_Task material_:
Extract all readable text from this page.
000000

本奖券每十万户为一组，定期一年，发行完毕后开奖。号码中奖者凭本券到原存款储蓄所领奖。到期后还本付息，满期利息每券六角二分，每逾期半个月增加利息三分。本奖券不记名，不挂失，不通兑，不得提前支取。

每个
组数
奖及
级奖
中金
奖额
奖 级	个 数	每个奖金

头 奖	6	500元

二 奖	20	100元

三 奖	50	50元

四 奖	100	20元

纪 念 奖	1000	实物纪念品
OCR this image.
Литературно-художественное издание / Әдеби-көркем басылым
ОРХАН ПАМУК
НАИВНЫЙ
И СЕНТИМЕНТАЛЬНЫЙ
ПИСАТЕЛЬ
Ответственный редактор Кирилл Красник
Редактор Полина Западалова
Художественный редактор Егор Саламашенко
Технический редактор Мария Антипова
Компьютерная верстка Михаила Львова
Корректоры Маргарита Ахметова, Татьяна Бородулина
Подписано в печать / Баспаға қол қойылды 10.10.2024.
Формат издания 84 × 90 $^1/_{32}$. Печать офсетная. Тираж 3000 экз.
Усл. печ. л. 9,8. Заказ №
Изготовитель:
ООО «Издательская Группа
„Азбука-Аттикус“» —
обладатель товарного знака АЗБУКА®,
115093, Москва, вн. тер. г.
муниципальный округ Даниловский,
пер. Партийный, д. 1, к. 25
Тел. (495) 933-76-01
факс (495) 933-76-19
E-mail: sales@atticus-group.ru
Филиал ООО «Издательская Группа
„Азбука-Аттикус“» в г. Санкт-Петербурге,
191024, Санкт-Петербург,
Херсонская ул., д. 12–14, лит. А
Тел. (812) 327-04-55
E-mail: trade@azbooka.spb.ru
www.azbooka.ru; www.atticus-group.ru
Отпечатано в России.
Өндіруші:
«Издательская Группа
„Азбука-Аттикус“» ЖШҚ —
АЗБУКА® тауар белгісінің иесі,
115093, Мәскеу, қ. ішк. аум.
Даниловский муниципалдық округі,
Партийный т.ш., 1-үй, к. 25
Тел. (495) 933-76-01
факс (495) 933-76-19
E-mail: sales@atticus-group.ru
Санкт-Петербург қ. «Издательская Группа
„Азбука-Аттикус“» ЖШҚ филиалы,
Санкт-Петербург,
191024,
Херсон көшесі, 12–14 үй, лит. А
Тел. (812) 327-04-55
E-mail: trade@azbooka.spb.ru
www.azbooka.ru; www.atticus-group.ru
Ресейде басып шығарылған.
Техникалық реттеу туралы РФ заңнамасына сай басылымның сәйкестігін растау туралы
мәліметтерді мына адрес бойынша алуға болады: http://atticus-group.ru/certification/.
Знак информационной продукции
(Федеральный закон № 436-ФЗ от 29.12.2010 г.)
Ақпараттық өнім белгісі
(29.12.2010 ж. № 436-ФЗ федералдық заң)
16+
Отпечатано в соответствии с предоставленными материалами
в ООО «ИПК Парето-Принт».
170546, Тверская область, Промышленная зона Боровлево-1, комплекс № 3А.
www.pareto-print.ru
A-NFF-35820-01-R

_Short problem_: Copy out all of the data exactly, leaving nothing out.

_Expected answer_:
Extract all readable text from this page.
000000

本奖券每十万户为一组，定期一年，发行完毕后开奖。号码中奖者凭本券到原存款储蓄所领奖。到期后还本付息，满期利息每券六角二分，每逾期半个月增加利息三分。本奖券不记名，不挂失，不通兑，不得提前支取。

每个
组数
奖及
级奖
中金
奖额
奖 级	个 数	每个奖金

头 奖	6	500元

二 奖	20	100元

三 奖	50	50元

四 奖	100	20元

纪 念 奖	1000	实物纪念品
OCR this image.
Литературно-художественное издание / Әдеби-көркем басылым
ОРХАН ПАМУК
НАИВНЫЙ
И СЕНТИМЕНТАЛЬНЫЙ
ПИСАТЕЛЬ
Ответственный редактор Кирилл Красник
Редактор Полина Западалова
Художественный редактор Егор Саламашенко
Технический редактор Мария Антипова
Компьютерная верстка Михаила Львова
Корректоры Маргарита Ахметова, Татьяна Бородулина
Подписано в печать / Баспаға қол қойылды 10.10.2024.
Формат издания 84 × 90 $^1/_{32}$. Печать офсетная. Тираж 3000 экз.
Усл. печ. л. 9,8. Заказ №
Изготовитель:
ООО «Издательская Группа
„Азбука-Аттикус“» —
обладатель товарного знака АЗБУКА®,
115093, Москва, вн. тер. г.
муниципальный округ Даниловский,
пер. Партийный, д. 1, к. 25
Тел. (495) 933-76-01
факс (495) 933-76-19
E-mail: sales@atticus-group.ru
Филиал ООО «Издательская Группа
„Азбука-Аттикус“» в г. Санкт-Петербурге,
191024, Санкт-Петербург,
Херсонская ул., д. 12–14, лит. А
Тел. (812) 327-04-55
E-mail: trade@azbooka.spb.ru
www.azbooka.ru; www.atticus-group.ru
Отпечатано в России.
Өндіруші:
«Издательская Группа
„Азбука-Аттикус“» ЖШҚ —
АЗБУКА® тауар белгісінің иесі,
115093, Мәскеу, қ. ішк. аум.
Даниловский муниципалдық округі,
Партийный т.ш., 1-үй, к. 25
Тел. (495) 933-76-01
факс (495) 933-76-19
E-mail: sales@atticus-group.ru
Санкт-Петербург қ. «Издательская Группа
„Азбука-Аттикус“» ЖШҚ филиалы,
Санкт-Петербург,
191024,
Херсон көшесі, 12–14 үй, лит. А
Тел. (812) 327-04-55
E-mail: trade@azbooka.spb.ru
www.azbooka.ru; www.atticus-group.ru
Ресейде басып шығарылған.
Техникалық реттеу туралы РФ заңнамасына сай басылымның сәйкестігін растау туралы
мәліметтерді мына адрес бойынша алуға болады: http://atticus-group.ru/certification/.
Знак информационной продукции
(Федеральный закон № 436-ФЗ от 29.12.2010 г.)
Ақпараттық өнім белгісі
(29.12.2010 ж. № 436-ФЗ федералдық заң)
16+
Отпечатано в соответствии с предоставленными материалами
в ООО «ИПК Парето-Принт».
170546, Тверская область, Промышленная зона Боровлево-1, комплекс № 3А.
www.pareto-print.ru
A-NFF-35820-01-R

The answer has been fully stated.